TAREAS REQUERIDAS
1/ En el texto sobre las patas de gallo, ¿cuánto tiempo se mantiene la mascarilla de clara de huevo antes de retirarla?
2/ Explica, según el texto sobre las patas de gallo, por qué el limón funciona como exfoliante natural.
3/ Escribe la continuación del texto sobre las patas de gallo a partir de su última oración.

EXTRACTO PROPORCIONADO
|---|
Las patas de gallo son líneas finas o arrugas que aparecen en la piel alrededor de los ojos, especialmente en las comisuras externas. Se producen como resultado del envejecimiento natural, la exposición solar, la pérdida de elasticidad cutánea y los movimientos repetidos de los músculos faciales, como sonreír o entrecerrar los ojos.

La aparición de las patas de gallo responde a la disminución progresiva de dos proteínas fundamentales: elastina y colágeno pero algunos de los mejores remedios naturales para combatirlas son las siguientes: La mascarilla de clara de huevo, se debe batir una clara hasta obtener una textura espumosa, aplicarla sobre el rostro relajado, dejarla secar, añadir una segunda capa y mantenerla durante 15 minutos antes de retirarla con agua y jabón. Este procedimiento puede repetirse varias veces por semana.

El Aloe Vera, el gel extraído directamente de la hoja puede aplicarse sobre el rostro y dejarse actuar durante la noche, para luego enjuagar con agua fría al despertar. Aceite de coco extra virgen: aplicar unas gotas alrededor de los ojos antes de dormir ayuda a nutrir la piel y a retrasar la aparición de arrugąs. También el limón actúa como exfoliante natural gracias a su concentración de ácido cítrico. Al frotar jugo de limón fresco sobre las patas de gallo y dejarlo actuar durante 10 minutos antes de enjuagar con agua fría, se eliminan células muertas y se promueve una apariencia más juvenil. Este método puede incorporarse un par de veces al día.
|---|
INFORMACIÓN PROPORCIONADA

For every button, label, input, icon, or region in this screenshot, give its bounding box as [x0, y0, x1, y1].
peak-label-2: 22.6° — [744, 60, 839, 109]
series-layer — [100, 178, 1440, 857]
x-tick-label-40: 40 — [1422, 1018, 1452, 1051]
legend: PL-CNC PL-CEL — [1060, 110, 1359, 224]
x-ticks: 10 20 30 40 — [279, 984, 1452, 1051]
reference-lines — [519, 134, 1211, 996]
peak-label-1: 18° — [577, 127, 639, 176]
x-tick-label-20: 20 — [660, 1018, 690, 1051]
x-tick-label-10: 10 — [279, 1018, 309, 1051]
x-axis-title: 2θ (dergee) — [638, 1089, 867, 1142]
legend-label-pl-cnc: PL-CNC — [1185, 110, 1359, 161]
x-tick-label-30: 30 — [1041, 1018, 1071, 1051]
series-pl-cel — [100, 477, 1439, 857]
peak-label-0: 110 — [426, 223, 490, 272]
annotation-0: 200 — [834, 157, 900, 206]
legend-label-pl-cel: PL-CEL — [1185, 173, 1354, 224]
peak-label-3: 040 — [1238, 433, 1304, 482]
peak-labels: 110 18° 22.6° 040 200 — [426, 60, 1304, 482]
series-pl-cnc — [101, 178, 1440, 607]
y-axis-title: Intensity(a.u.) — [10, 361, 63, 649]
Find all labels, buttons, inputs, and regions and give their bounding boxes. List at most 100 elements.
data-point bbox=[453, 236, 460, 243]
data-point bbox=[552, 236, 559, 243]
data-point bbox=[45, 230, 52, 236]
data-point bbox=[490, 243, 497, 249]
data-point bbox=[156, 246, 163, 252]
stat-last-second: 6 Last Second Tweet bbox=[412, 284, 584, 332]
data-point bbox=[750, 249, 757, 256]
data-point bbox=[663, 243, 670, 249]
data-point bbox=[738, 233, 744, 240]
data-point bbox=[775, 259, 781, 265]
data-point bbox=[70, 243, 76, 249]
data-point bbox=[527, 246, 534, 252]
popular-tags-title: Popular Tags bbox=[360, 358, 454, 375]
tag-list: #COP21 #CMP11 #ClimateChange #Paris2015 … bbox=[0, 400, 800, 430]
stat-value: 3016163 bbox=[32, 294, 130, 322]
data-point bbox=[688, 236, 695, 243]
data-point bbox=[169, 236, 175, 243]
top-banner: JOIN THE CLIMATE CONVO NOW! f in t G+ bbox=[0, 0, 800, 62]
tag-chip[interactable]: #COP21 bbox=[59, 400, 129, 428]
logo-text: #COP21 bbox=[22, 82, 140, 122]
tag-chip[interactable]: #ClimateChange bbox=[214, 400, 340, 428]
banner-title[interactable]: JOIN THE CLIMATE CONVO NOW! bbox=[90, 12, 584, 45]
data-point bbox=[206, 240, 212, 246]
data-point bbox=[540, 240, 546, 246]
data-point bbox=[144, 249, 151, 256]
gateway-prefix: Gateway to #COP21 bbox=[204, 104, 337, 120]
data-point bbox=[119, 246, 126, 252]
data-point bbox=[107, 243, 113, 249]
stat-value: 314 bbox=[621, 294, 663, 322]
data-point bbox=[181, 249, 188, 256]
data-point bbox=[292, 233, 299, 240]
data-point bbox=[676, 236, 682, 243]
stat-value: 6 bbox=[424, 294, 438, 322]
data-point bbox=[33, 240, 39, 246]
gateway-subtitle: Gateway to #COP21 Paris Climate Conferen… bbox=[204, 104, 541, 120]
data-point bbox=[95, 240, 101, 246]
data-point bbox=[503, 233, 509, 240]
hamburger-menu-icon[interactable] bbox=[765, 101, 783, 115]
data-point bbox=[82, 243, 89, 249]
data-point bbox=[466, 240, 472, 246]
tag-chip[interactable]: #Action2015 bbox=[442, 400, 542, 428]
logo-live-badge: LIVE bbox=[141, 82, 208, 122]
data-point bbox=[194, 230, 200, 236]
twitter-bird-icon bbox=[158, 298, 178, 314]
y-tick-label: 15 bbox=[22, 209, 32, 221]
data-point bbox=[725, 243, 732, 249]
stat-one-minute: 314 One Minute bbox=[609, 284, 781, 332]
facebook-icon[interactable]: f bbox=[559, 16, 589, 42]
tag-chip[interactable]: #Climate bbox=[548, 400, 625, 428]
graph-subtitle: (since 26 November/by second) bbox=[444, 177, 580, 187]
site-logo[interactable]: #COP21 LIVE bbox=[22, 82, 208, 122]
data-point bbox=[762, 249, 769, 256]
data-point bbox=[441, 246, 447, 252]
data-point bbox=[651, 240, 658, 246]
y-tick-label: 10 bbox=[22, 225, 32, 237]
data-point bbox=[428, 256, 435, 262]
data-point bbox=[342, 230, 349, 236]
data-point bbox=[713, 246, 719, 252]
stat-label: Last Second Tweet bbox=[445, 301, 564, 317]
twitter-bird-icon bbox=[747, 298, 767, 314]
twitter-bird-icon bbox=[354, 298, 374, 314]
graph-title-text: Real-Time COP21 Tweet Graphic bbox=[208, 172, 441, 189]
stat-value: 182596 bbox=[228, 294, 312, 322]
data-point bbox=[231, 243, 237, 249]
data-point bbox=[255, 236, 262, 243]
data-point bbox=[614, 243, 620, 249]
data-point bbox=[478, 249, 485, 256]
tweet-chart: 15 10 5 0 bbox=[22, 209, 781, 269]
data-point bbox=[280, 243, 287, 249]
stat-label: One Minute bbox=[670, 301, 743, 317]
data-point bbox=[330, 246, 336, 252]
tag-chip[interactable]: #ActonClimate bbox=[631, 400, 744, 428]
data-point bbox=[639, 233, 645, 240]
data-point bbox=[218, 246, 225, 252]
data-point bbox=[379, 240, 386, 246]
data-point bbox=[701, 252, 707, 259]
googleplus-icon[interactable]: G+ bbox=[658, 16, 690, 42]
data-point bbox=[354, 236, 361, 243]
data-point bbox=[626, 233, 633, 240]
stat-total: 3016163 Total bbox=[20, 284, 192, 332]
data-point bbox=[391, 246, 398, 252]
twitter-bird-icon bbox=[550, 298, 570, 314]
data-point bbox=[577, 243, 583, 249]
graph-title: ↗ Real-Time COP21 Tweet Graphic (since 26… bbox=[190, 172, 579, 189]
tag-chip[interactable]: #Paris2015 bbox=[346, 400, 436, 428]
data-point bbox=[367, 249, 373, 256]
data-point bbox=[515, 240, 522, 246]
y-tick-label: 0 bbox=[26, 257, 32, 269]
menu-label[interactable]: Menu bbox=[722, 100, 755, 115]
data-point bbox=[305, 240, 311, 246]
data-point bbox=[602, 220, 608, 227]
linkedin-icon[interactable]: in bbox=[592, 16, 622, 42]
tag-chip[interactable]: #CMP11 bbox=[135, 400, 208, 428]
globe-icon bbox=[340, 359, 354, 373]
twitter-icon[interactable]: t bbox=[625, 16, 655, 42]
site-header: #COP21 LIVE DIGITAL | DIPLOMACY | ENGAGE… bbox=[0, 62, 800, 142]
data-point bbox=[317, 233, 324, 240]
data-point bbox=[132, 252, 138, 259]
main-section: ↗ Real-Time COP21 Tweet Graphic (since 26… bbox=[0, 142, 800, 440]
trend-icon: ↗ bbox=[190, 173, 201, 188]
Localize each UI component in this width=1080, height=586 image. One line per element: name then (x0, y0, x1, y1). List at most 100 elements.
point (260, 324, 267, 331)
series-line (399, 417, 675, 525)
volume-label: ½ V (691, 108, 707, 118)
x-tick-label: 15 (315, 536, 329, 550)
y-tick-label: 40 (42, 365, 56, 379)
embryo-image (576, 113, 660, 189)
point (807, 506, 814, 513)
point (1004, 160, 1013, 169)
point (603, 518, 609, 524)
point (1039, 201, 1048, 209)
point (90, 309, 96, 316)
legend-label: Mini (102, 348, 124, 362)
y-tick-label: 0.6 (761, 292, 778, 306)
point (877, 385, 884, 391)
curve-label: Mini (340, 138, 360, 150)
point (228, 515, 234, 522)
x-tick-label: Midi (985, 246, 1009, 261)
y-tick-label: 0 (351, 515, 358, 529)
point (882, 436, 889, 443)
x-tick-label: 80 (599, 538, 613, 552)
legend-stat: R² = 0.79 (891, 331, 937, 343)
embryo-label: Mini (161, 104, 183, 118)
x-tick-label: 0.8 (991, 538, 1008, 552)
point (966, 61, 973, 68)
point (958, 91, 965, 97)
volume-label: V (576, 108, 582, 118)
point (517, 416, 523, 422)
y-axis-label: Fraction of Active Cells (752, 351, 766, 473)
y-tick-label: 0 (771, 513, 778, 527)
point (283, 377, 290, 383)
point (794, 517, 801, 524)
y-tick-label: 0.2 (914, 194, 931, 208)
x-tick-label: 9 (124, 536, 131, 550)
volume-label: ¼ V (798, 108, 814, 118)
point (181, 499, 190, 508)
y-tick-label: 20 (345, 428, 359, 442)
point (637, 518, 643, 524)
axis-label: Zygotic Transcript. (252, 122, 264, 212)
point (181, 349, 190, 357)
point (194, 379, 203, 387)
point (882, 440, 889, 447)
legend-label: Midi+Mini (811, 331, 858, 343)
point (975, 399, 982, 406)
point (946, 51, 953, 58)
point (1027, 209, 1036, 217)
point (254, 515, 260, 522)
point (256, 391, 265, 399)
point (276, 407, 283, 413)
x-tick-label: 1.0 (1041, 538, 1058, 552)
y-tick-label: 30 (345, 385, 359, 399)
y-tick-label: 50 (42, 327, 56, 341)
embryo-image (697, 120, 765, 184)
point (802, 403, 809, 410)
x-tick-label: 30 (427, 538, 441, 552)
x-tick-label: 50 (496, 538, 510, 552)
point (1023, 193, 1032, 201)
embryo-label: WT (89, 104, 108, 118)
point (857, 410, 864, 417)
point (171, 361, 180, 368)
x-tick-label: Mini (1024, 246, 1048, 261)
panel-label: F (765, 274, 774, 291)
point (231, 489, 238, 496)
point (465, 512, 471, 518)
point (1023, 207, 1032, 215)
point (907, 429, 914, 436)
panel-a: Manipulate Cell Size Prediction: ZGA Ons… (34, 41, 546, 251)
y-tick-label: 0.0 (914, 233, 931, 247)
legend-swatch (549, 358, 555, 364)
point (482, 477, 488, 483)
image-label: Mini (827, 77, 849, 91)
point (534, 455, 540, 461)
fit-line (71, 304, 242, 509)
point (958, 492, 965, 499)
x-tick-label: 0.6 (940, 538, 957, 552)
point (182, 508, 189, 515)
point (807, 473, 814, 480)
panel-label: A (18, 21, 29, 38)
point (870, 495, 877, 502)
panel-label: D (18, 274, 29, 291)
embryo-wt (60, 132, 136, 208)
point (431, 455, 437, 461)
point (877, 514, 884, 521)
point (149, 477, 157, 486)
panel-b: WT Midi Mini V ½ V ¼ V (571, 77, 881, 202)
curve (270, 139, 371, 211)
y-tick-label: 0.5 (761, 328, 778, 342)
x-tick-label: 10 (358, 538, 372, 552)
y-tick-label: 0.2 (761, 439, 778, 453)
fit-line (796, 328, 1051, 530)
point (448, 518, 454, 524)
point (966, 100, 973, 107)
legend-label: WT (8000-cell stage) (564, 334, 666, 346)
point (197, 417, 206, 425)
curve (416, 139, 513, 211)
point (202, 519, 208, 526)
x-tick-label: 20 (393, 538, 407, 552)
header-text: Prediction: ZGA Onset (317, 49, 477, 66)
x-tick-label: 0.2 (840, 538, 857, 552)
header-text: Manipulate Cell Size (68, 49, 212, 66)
|---|
RESPUESTAS ESPERADAS
1/ Durante 15 minutos, después de añadir la segunda capa.

2/ El limón actúa como exfoliante natural gracias a su concentración de ácido cítrico. Por eso, al frotar su jugo fresco sobre las patas de gallo y dejarlo actuar 10 minutos, se eliminan células muertas.

3/
Las rodajas de pepino ofrecen un efecto calmante y revitalizante, se colocan sobre los ojos durante aproximadamente diez minutos, lo que contribuye a reducir la inflamación y suavizar las líneas de expresión. Integrar este hábito en la rutina diaria potencia sus beneficios. La combinación de miel y yogur natural constituye otra opción eficaz. Mezclar ambos ingredientes en partes iguales, aplicar la mezcla sobre el rostro y dejarla actuar durante 10 minutos antes de enjuagar con agua fría, ayuda a mantener la piel firme y suave.

Rao Dermatology subraya que, aunque las líneas finas y las patas de gallo forman parte del proceso natural de envejecimiento, la aplicación constante de estos remedios puede ralentizar su aparición y mejorar la textura de la piel. Además, recalca que los ingredientes naturales presentan ventajas frente a los productos industriales, al evitar la exposición a sustancias químicas potencialmente irritantes.